(Data records)
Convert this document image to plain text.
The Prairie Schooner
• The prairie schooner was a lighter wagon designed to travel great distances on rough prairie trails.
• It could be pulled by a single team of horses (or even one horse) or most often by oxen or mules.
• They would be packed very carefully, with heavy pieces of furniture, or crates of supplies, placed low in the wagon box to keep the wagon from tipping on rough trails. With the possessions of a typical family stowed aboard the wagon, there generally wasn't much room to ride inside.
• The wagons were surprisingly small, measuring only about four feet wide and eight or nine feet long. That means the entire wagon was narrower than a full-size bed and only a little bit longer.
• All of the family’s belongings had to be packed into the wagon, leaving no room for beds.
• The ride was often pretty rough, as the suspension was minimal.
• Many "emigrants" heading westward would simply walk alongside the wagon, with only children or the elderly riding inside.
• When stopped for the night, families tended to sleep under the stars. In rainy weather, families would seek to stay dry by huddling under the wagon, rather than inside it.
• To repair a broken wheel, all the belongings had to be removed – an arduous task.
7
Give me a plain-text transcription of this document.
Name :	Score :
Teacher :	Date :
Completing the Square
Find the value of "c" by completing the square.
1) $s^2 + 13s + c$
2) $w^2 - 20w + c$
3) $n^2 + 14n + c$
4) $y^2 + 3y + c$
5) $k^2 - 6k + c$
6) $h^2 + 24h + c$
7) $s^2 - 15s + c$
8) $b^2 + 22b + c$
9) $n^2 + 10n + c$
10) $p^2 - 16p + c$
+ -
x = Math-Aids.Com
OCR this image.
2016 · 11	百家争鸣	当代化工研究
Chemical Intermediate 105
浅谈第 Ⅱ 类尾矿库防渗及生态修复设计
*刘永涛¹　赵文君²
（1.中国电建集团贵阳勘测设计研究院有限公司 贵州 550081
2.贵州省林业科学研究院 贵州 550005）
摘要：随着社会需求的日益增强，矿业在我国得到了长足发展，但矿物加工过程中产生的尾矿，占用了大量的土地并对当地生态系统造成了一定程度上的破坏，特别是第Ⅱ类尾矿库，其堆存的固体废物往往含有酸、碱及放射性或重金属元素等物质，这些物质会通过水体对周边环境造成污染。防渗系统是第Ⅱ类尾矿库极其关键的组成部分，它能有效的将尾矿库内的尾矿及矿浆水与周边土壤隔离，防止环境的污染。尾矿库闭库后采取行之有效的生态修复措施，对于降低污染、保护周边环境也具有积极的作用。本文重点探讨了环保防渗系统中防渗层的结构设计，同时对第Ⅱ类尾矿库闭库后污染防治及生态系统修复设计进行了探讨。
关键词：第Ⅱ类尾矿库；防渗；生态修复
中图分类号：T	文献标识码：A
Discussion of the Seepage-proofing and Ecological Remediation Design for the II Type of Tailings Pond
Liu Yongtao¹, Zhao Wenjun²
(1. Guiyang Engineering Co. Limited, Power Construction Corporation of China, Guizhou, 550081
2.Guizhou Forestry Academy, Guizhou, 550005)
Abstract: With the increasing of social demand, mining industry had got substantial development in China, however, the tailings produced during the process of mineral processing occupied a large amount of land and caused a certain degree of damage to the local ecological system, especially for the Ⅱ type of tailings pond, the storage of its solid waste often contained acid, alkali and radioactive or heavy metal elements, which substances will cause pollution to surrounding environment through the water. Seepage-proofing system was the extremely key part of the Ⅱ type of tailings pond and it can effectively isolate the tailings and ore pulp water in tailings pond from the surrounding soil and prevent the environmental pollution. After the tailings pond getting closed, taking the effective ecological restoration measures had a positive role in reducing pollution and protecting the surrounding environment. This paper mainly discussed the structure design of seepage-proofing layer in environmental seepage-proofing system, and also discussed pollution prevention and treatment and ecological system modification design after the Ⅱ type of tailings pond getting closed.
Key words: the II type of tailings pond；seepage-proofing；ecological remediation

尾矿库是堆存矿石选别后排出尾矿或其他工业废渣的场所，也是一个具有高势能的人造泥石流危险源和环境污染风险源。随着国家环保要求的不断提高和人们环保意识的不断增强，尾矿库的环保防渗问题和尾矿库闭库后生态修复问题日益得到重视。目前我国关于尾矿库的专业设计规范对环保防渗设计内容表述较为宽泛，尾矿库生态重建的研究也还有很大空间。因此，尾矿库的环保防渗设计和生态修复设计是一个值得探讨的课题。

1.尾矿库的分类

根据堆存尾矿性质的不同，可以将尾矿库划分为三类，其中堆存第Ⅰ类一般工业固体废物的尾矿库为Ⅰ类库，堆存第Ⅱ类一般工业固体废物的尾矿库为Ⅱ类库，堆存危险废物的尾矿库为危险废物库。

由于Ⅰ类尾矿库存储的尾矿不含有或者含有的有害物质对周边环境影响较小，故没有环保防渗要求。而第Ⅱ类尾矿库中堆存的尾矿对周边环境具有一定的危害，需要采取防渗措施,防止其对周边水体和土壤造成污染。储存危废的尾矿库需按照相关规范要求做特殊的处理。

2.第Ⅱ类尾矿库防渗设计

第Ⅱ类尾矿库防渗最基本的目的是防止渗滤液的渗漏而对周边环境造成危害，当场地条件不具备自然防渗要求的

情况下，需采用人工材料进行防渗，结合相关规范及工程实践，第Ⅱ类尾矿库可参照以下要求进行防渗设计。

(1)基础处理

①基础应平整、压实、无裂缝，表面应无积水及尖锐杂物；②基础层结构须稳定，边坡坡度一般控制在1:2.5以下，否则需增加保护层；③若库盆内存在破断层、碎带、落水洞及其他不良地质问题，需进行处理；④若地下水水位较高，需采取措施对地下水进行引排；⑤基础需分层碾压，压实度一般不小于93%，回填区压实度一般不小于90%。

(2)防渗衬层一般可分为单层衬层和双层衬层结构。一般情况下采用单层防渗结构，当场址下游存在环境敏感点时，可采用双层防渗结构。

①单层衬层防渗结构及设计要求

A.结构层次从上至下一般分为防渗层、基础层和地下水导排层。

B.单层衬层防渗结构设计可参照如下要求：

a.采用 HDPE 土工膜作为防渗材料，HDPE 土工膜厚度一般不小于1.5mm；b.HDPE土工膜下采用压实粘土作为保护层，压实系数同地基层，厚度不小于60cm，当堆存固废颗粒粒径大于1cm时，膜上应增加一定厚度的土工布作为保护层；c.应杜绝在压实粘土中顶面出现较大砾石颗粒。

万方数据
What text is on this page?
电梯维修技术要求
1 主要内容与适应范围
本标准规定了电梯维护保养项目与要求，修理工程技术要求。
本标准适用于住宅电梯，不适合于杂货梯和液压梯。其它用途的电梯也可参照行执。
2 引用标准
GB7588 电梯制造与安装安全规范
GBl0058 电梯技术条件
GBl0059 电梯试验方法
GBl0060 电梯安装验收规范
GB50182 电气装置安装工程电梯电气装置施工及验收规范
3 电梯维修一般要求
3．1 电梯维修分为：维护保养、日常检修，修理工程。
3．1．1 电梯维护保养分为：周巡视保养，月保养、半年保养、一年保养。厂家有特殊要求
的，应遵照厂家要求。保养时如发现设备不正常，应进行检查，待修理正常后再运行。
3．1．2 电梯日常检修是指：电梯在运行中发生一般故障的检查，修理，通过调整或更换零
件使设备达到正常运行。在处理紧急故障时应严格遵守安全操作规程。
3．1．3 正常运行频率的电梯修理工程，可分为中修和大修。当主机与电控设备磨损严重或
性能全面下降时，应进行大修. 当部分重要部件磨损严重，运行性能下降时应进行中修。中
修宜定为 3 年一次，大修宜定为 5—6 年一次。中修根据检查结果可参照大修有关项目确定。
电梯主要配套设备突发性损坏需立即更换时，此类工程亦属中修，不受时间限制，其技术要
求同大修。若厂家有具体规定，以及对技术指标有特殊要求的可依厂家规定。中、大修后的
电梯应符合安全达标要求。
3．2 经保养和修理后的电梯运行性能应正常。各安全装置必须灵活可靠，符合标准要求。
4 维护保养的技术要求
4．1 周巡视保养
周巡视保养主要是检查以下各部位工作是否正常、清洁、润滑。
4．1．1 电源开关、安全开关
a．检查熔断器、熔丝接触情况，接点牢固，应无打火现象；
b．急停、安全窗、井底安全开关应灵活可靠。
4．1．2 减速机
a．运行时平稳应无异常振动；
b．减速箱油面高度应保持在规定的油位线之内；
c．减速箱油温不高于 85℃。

The problem
With both ends included, please retype exactly the lines from the line containing "What text is on this page?" to the final line of the data.

Answer for this exercise
What text is on this page?
电梯维修技术要求
1 主要内容与适应范围
本标准规定了电梯维护保养项目与要求，修理工程技术要求。
本标准适用于住宅电梯，不适合于杂货梯和液压梯。其它用途的电梯也可参照行执。
2 引用标准
GB7588 电梯制造与安装安全规范
GBl0058 电梯技术条件
GBl0059 电梯试验方法
GBl0060 电梯安装验收规范
GB50182 电气装置安装工程电梯电气装置施工及验收规范
3 电梯维修一般要求
3．1 电梯维修分为：维护保养、日常检修，修理工程。
3．1．1 电梯维护保养分为：周巡视保养，月保养、半年保养、一年保养。厂家有特殊要求
的，应遵照厂家要求。保养时如发现设备不正常，应进行检查，待修理正常后再运行。
3．1．2 电梯日常检修是指：电梯在运行中发生一般故障的检查，修理，通过调整或更换零
件使设备达到正常运行。在处理紧急故障时应严格遵守安全操作规程。
3．1．3 正常运行频率的电梯修理工程，可分为中修和大修。当主机与电控设备磨损严重或
性能全面下降时，应进行大修. 当部分重要部件磨损严重，运行性能下降时应进行中修。中
修宜定为 3 年一次，大修宜定为 5—6 年一次。中修根据检查结果可参照大修有关项目确定。
电梯主要配套设备突发性损坏需立即更换时，此类工程亦属中修，不受时间限制，其技术要
求同大修。若厂家有具体规定，以及对技术指标有特殊要求的可依厂家规定。中、大修后的
电梯应符合安全达标要求。
3．2 经保养和修理后的电梯运行性能应正常。各安全装置必须灵活可靠，符合标准要求。
4 维护保养的技术要求
4．1 周巡视保养
周巡视保养主要是检查以下各部位工作是否正常、清洁、润滑。
4．1．1 电源开关、安全开关
a．检查熔断器、熔丝接触情况，接点牢固，应无打火现象；
b．急停、安全窗、井底安全开关应灵活可靠。
4．1．2 减速机
a．运行时平稳应无异常振动；
b．减速箱油面高度应保持在规定的油位线之内；
c．减速箱油温不高于 85℃。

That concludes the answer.